## List of tasks
(1) In the Union Club text, rename "Union Club" to "Harbour Club" in the stretch starting at "Rixford was fresh" and ending at "Canada’s Historic Places.", and write out that stretch.
(2) List every year mentioned in the Union Club text.
(3) Carry on writing the Union Club text after its last sentence.

## Page
The devastating 1906 earthquake in San Francisco left a legacy in Victoria: the Union Club of British Columbia near the Inner Harbour. Architect Loring P. Rixford, of San Francisco, designed the Italianate building at 805 Gordon St.

The devastating 1906 earthquake in San Francisco left a legacy in Victoria: the Union Club of British Columbia near the Inner Harbour.

Architect Loring P. Rixford, of San Francisco, designed the Italianate building at 805 Gordon St., across from the Empress Hotel.

Rixford was fresh from experience drawn from the rebuilding of San Francisco and put this knowledge into the Union Club building, completed in 1913. And the result has stood solidly against Victoria’s shakes, minor shocks and most of the wear of time ever since.

“This building was built to the best standards that they had developed after that earthquake,” said Barrie Hewstan, past-president of the Union Club. “That’s why it has stayed in relatively good shape all of these years.”

The four-storey building is a monument to the Edwardian high society of Victoria prior to the First World War. Its brick and terra cotta exterior and overall design were completed in what is now called Italian Renaissance Revival Style. The building was recognized as nationally significant in 1995 by the joint federal, provincial and territorial administered registry, Canada’s Historic Places.

## Records provided
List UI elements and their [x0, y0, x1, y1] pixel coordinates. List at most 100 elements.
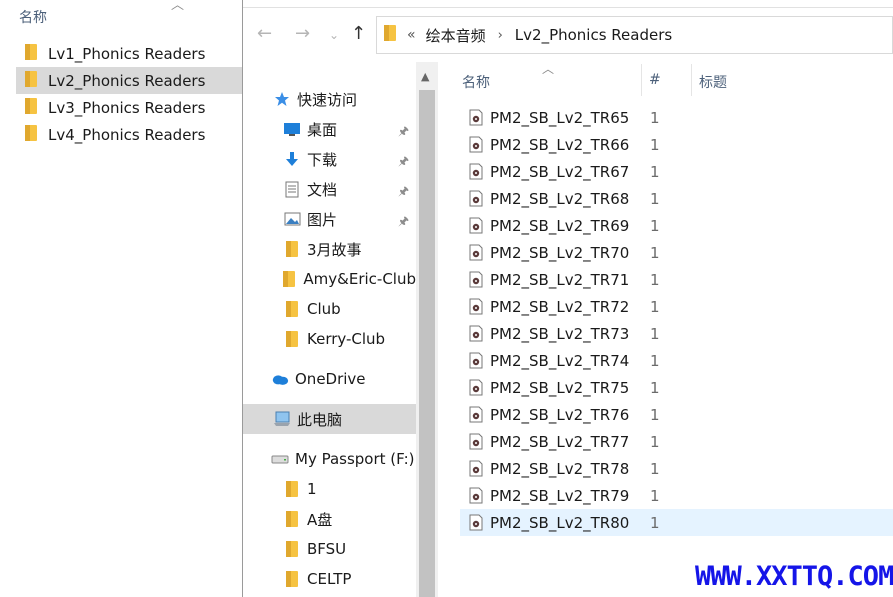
file-row[interactable]: PM2_SB_Lv2_TR80 1 — [460, 509, 893, 536]
folder-icon — [24, 43, 38, 65]
file-row[interactable]: PM2_SB_Lv2_TR67 1 — [460, 158, 893, 185]
file-row[interactable]: PM2_SB_Lv2_TR75 1 — [460, 374, 893, 401]
file-track-number: 1 — [650, 162, 660, 181]
nav-drive-folder[interactable]: CELTP — [243, 564, 416, 594]
nav-pinned-item[interactable]: 桌面 🖈 — [243, 114, 416, 144]
pin-icon[interactable]: 🖈 — [398, 212, 409, 233]
nav-label: Kerry-Club — [307, 330, 386, 348]
file-row[interactable]: PM2_SB_Lv2_TR76 1 — [460, 401, 893, 428]
file-track-number: 1 — [650, 108, 660, 127]
background-explorer-window: 名称 ︿ Lv1_Phonics Readers Lv2_Phonics Read… — [0, 0, 242, 597]
nav-pinned-item[interactable]: 图片 🖈 — [243, 204, 416, 234]
title-column-header[interactable]: 标题 — [699, 72, 727, 92]
scroll-up-icon[interactable]: ▲ — [421, 70, 429, 83]
scroll-thumb[interactable] — [419, 90, 435, 597]
nav-this-pc[interactable]: 此电脑 — [243, 404, 416, 434]
onedrive-cloud-icon — [271, 370, 289, 388]
file-track-number: 1 — [650, 243, 660, 262]
file-name: PM2_SB_Lv2_TR71 — [490, 270, 630, 289]
file-row[interactable]: PM2_SB_Lv2_TR65 1 — [460, 104, 893, 131]
file-list: ︿ 名称 # 标题 PM2_SB_Lv2_TR65 1 PM2_SB_Lv2_TR6… — [438, 62, 893, 597]
audio-file-icon — [469, 487, 483, 504]
breadcrumb-parent[interactable]: 绘本音频 — [426, 25, 486, 46]
nav-drive[interactable]: My Passport (F:) — [243, 444, 416, 474]
audio-file-icon — [469, 433, 483, 450]
audio-file-icon — [469, 163, 483, 180]
column-divider[interactable] — [641, 64, 642, 96]
file-row[interactable]: PM2_SB_Lv2_TR78 1 — [460, 455, 893, 482]
nav-pinned-item[interactable]: 文档 🖈 — [243, 174, 416, 204]
folder-icon — [24, 124, 38, 146]
file-row[interactable]: PM2_SB_Lv2_TR68 1 — [460, 185, 893, 212]
navigation-scrollbar[interactable]: ▲ — [416, 62, 438, 597]
address-bar[interactable]: « 绘本音频 › Lv2_Phonics Readers — [376, 16, 893, 54]
number-column-header[interactable]: # — [649, 72, 661, 88]
file-row[interactable]: PM2_SB_Lv2_TR79 1 — [460, 482, 893, 509]
file-name: PM2_SB_Lv2_TR78 — [490, 459, 630, 478]
file-track-number: 1 — [650, 270, 660, 289]
pin-icon[interactable]: 🖈 — [398, 122, 409, 143]
nav-label: 文档 — [307, 180, 338, 199]
file-row[interactable]: PM2_SB_Lv2_TR73 1 — [460, 320, 893, 347]
audio-file-icon — [469, 514, 483, 531]
nav-quick-access[interactable]: 快速访问 — [243, 84, 416, 114]
folder-item[interactable]: Lv1_Phonics Readers — [16, 40, 242, 67]
file-track-number: 1 — [650, 378, 660, 397]
file-name: PM2_SB_Lv2_TR65 — [490, 108, 630, 127]
audio-file-icon — [469, 298, 483, 315]
folder-icon — [283, 330, 301, 348]
nav-onedrive[interactable]: OneDrive — [243, 364, 416, 394]
nav-drive-folder[interactable]: A盘 — [243, 504, 416, 534]
name-column-header[interactable]: 名称 — [19, 7, 47, 27]
breadcrumb-current[interactable]: Lv2_Phonics Readers — [515, 26, 672, 44]
nav-drive-folder[interactable]: BFSU — [243, 534, 416, 564]
folder-item[interactable]: Lv2_Phonics Readers — [16, 67, 242, 94]
file-row[interactable]: PM2_SB_Lv2_TR66 1 — [460, 131, 893, 158]
pin-icon[interactable]: 🖈 — [398, 152, 409, 173]
nav-label: 1 — [307, 480, 317, 498]
recent-locations-chevron-icon[interactable]: ⌄ — [329, 28, 339, 42]
folder-item[interactable]: Lv3_Phonics Readers — [16, 94, 242, 121]
nav-folder-item[interactable]: Kerry-Club — [243, 324, 416, 354]
nav-label: 下载 — [307, 150, 338, 169]
file-row[interactable]: PM2_SB_Lv2_TR69 1 — [460, 212, 893, 239]
up-arrow-icon[interactable]: ↑ — [351, 23, 366, 44]
audio-file-icon — [469, 352, 483, 369]
external-drive-icon — [271, 450, 289, 468]
breadcrumb-separator-icon[interactable]: › — [498, 28, 503, 43]
file-track-number: 1 — [650, 324, 660, 343]
nav-folder-item[interactable]: Amy&Eric-Club — [243, 264, 416, 294]
nav-drive-folder[interactable]: 1 — [243, 474, 416, 504]
file-track-number: 1 — [650, 189, 660, 208]
nav-folder-item[interactable]: Club — [243, 294, 416, 324]
file-name: PM2_SB_Lv2_TR68 — [490, 189, 630, 208]
file-row[interactable]: PM2_SB_Lv2_TR70 1 — [460, 239, 893, 266]
this-pc-icon — [273, 410, 291, 428]
file-name: PM2_SB_Lv2_TR77 — [490, 432, 630, 451]
nav-pinned-item[interactable]: 下载 🖈 — [243, 144, 416, 174]
column-divider[interactable] — [691, 64, 692, 96]
folder-icon — [283, 570, 301, 588]
overflow-breadcrumb-icon[interactable]: « — [407, 27, 416, 43]
audio-file-icon — [469, 325, 483, 342]
left-column-header[interactable]: 名称 ︿ — [0, 0, 242, 34]
file-row[interactable]: PM2_SB_Lv2_TR72 1 — [460, 293, 893, 320]
folder-item[interactable]: Lv4_Phonics Readers — [16, 121, 242, 148]
pin-icon[interactable]: 🖈 — [398, 182, 409, 203]
folder-icon — [283, 480, 301, 498]
folder-icon — [383, 24, 397, 46]
audio-file-icon — [469, 379, 483, 396]
nav-label: Amy&Eric-Club — [303, 270, 416, 288]
file-track-number: 1 — [650, 135, 660, 154]
document-icon — [283, 180, 301, 198]
file-row[interactable]: PM2_SB_Lv2_TR74 1 — [460, 347, 893, 374]
name-column-header[interactable]: 名称 — [462, 72, 490, 92]
file-row[interactable]: PM2_SB_Lv2_TR77 1 — [460, 428, 893, 455]
file-name: PM2_SB_Lv2_TR70 — [490, 243, 630, 262]
back-arrow-icon[interactable]: ← — [257, 23, 272, 44]
file-row[interactable]: PM2_SB_Lv2_TR71 1 — [460, 266, 893, 293]
audio-file-icon — [469, 460, 483, 477]
nav-folder-item[interactable]: 3月故事 — [243, 234, 416, 264]
forward-arrow-icon[interactable]: → — [295, 23, 310, 44]
file-name: PM2_SB_Lv2_TR66 — [490, 135, 630, 154]
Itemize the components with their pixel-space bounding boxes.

## The results
(1)
Rixford was fresh from experience drawn from the rebuilding of San Francisco and put this knowledge into the Harbour Club building, completed in 1913. And the result has stood solidly against Victoria’s shakes, minor shocks and most of the wear of time ever since.

“This building was built to the best standards that they had developed after that earthquake,” said Barrie Hewstan, past-president of the Harbour Club. “That’s why it has stayed in relatively good shape all of these years.”

The four-storey building is a monument to the Edwardian high society of Victoria prior to the First World War. Its brick and terra cotta exterior and overall design were completed in what is now called Italian Renaissance Revival Style. The building was recognized as nationally significant in 1995 by the joint federal, provincial and territorial administered registry, Canada’s Historic Places.

(2) 1906, 1913, 1995

(3)
Despite its solid structure, however, the outside of the building has started to sag and crack. These problems are mostly the result of age and some water damage to iron work holding the building’s exterior skin. Most significantly, the building’s terra-cotta cornices, sills, railings and decorative implants have cracked here and there.

Terra cotta is a glazed concrete product, fired or kiln-cured. In its day, terra cotta was one of the most durable building exteriors known.

Union Club president Lorne DeLarge said researchers dived into club archives and found the name of the manufacturer of the original terra cotta work, Gladding McBean of California, which is still in business.

DeLarge said the company was contacted and asked if it had any records of the job. In fact, Gladding McBean had stored all the original plans and blueprints and was happy to lend them as part of the restoration.

“So now we’ve got a full copy of the original plans,” he said.

As the work progresses, where chipped or otherwise necessary, the terra cotta will be removed. Its underlying iron work will be replaced with long-lasting galvanized steel.

Then, if possible, the original terra cotta will be re-installed. Where necessary, newly made terra cotta, produced by a company in Buffalo, New York, will be installed.

In all, about 80 terra cotta pieces will have to be replaced.

The total cost of the job will be about $2.2 million and the club plans to have it completed by fall.

The Union Club of British Columbia was founded in 1879. Its first president was Sir Matthew Baillie Begbie, the first Supreme Court judge of British Columbia.

The “Union” in the name refers to the political will in Victoria of the time to unite with Canada and remain part of the British Empire. Another segment of the community wished to be independent, or even join the United States and continue brisk trade with San Francisco.

The Union Club’s first meeting, in April 1879, when Begbie was made president, took place in a space over a butcher shop at the corner of Yates and Government streets.

It later moved to Douglas Street, near St. Andrew’s Presbyterian Church.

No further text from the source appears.